*Extrait choisi*
La députée d’Ennahdha, Mehrezia Lâabidi, est revenue ce vendredi 1er juillet 2016, sur l’affaire de l’humanitaire français coupable du viol de 66 enfants dont 41 Tunisiens.
Elle a appelé, dans une déclaration à Mosaïque Fm, à ouvrir une enquête pour savoir si un réseau de tourisme sexuel se cache derrière l’affaire surtout que l’humanitaire français a enchaîné, neuf ans durant, les visites en Tunisie sans être inquiété.

Par ailleurs, le ministre de la Justice, Omar Mansour, a affirmé, aujourd’hui, en marge de son audition ainsi que la ministre de la Femme, Samira Maraï, par la Commission de la Femme, de la Famille, de l’Enfance, des Jeunes et des Personnes âgées, présidée par la députée Mehrezia Lâabidi, que l’enquête a pu démontrer que l’humanitaire français avait noué des liens avec les familles de ses victimes. Il a ajouté qu’il a pu développer un large réseau de relations qui lui permettait de piéger les enfants.

*Données*
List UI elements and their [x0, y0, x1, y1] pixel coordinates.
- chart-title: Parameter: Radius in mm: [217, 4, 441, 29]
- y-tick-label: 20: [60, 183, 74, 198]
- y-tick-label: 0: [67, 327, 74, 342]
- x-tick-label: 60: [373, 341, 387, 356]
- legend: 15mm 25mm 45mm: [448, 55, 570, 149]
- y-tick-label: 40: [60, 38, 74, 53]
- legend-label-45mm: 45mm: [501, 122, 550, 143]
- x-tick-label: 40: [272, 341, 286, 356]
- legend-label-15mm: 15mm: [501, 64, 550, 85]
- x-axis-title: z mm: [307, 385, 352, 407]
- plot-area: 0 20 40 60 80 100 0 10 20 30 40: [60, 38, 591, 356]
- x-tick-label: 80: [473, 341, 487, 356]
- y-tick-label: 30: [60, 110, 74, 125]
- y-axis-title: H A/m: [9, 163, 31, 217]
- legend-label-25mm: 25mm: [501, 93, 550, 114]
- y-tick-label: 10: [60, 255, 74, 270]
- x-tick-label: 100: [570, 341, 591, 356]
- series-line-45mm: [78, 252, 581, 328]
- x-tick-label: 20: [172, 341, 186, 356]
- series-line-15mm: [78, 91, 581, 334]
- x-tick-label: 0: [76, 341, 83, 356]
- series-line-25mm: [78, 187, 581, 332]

*Exercice*
Selon l'extrait choisi, pendant combien d'années l'humanitaire français a-t-il enchaîné les visites en Tunisie sans être inquiété ? Les données ne sont d'aucune utilité ici.

*Votre réponse*
Pendant neuf ans.